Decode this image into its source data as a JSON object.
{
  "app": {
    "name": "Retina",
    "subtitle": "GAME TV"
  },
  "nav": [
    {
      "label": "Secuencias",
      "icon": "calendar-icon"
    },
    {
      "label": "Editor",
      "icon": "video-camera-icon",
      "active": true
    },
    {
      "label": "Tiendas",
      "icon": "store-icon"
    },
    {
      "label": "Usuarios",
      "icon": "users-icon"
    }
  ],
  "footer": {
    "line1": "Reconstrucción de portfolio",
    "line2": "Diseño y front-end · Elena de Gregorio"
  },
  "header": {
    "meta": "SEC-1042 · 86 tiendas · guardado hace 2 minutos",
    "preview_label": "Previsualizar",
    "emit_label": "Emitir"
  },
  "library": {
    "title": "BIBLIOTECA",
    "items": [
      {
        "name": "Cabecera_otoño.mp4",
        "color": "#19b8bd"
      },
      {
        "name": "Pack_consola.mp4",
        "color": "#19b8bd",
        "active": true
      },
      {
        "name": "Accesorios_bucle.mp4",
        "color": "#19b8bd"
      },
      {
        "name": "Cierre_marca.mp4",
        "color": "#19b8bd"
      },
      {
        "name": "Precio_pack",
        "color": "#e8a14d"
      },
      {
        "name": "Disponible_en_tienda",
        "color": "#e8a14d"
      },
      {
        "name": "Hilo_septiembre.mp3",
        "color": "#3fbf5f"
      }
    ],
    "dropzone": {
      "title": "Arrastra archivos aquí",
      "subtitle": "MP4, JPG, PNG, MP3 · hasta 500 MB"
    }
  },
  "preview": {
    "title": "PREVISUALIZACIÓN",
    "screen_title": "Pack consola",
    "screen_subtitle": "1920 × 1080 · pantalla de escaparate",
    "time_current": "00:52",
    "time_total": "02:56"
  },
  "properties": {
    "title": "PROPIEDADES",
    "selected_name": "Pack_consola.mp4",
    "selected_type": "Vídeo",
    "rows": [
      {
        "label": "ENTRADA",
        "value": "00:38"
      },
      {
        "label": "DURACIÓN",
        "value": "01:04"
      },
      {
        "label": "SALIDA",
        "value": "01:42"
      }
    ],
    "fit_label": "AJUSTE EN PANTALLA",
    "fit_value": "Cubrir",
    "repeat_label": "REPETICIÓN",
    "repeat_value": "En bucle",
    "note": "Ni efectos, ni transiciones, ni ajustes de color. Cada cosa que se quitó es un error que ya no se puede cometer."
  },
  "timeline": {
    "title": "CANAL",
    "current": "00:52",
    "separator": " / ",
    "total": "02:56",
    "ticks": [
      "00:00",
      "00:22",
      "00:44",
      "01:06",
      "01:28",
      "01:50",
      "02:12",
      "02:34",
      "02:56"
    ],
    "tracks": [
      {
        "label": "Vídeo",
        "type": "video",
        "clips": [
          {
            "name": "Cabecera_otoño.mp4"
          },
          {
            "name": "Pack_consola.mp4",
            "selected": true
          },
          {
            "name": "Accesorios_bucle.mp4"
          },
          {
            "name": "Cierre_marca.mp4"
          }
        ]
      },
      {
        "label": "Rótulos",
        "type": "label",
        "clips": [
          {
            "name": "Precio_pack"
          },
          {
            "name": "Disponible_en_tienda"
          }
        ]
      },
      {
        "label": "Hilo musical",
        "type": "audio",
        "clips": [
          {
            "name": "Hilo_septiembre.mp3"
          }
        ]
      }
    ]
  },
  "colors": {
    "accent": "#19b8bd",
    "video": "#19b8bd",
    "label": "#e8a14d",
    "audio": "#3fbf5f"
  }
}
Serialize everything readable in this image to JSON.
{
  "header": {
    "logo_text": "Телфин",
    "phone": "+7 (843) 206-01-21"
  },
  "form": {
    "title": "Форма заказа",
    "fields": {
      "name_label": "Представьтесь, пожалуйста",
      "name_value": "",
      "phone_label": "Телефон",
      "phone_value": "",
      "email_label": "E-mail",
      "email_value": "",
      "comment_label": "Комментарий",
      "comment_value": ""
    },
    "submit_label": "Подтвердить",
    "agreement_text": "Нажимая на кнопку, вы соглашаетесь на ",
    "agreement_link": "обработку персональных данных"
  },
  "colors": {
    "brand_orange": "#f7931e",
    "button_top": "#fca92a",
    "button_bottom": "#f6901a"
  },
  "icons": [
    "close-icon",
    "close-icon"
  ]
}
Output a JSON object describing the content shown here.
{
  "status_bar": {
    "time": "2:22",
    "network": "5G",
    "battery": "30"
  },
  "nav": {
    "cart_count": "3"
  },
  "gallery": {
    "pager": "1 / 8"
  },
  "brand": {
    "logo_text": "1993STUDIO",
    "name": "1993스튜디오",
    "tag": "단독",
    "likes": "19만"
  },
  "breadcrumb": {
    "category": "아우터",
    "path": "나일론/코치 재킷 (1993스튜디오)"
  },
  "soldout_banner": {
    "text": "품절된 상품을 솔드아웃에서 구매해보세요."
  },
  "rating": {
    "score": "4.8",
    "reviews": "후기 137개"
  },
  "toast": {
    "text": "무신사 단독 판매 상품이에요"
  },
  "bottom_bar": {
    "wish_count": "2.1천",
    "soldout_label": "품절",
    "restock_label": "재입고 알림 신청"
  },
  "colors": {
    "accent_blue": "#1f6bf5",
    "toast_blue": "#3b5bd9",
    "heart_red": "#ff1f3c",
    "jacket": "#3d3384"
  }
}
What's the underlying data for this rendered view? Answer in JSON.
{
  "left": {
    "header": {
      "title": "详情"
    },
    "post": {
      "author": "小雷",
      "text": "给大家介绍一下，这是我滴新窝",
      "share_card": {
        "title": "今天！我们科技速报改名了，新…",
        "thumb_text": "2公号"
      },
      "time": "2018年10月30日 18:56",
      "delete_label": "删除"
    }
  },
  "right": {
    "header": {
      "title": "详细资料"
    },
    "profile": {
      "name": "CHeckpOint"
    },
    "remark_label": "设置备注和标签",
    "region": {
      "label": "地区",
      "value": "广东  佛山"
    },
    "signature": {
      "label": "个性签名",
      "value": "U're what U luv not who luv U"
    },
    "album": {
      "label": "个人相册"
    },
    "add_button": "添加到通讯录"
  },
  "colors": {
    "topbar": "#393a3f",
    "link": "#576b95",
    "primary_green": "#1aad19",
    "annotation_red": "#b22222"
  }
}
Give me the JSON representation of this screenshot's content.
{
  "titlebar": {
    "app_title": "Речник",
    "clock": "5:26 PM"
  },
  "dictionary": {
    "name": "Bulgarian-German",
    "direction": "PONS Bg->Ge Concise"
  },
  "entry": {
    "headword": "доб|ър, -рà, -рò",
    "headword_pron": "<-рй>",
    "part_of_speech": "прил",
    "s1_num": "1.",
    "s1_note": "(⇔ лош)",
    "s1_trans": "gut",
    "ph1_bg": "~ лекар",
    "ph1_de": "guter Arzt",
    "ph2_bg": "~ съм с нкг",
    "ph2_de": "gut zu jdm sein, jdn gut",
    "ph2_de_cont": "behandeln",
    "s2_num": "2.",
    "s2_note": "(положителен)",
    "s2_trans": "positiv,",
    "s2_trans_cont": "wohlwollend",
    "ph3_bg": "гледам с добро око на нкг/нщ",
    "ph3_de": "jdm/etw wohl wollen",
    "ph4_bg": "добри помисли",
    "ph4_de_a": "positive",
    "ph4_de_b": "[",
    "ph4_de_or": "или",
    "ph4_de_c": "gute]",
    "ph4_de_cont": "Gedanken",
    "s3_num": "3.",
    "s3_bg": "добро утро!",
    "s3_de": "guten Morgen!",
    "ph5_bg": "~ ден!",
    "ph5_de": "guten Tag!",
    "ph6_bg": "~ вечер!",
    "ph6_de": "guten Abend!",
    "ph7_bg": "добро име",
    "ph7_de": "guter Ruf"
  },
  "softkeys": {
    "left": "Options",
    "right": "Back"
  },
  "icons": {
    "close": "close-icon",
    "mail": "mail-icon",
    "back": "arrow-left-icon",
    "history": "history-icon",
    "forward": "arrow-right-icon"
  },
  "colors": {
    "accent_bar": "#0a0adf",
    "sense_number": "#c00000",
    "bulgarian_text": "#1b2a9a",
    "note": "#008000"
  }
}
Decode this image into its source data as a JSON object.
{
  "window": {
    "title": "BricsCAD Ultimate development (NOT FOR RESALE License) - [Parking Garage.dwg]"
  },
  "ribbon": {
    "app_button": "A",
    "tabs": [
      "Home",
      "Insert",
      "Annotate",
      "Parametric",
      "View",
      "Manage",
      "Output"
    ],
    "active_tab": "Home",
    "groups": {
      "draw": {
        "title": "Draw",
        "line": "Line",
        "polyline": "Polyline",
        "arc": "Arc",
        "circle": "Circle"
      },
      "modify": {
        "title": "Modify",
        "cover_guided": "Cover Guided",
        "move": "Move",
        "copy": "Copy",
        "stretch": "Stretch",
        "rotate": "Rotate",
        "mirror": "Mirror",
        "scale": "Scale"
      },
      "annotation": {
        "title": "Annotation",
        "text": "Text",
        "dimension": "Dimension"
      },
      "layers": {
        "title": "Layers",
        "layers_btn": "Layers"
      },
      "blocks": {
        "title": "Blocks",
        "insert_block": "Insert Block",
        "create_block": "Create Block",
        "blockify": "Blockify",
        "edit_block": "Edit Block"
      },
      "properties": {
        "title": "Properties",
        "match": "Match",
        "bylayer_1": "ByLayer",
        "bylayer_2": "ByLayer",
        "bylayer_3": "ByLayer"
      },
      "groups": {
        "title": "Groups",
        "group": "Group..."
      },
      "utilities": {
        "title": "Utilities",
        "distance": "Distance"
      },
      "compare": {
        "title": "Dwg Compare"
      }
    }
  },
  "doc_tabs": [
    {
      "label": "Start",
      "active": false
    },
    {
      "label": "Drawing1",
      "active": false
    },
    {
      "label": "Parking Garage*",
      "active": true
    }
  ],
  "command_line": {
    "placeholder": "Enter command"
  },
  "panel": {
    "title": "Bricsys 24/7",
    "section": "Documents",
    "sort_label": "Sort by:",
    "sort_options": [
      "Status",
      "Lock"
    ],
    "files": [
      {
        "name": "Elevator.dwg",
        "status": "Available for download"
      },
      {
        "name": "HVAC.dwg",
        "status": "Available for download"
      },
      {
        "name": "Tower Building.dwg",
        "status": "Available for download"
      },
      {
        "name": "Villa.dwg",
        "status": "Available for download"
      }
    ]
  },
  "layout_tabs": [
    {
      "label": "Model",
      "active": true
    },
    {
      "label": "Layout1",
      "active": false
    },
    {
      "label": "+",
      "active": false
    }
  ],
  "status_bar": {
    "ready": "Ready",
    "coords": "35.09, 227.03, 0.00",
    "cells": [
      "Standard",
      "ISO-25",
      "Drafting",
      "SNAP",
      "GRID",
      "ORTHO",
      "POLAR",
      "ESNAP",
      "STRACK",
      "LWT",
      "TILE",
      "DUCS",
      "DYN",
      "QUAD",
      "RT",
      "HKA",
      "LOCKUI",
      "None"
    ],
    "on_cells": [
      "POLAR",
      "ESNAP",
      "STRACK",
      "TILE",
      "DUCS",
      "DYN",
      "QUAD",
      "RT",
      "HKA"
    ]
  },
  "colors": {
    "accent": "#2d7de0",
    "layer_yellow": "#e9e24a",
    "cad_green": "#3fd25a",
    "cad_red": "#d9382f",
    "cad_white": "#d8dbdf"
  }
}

### GIVEN REQUEST
Pick out each line containing "left" and report it.

### SOLUTION TO THIS EXERCISE
  "left": {
    "left": "Options",
    "back": "arrow-left-icon",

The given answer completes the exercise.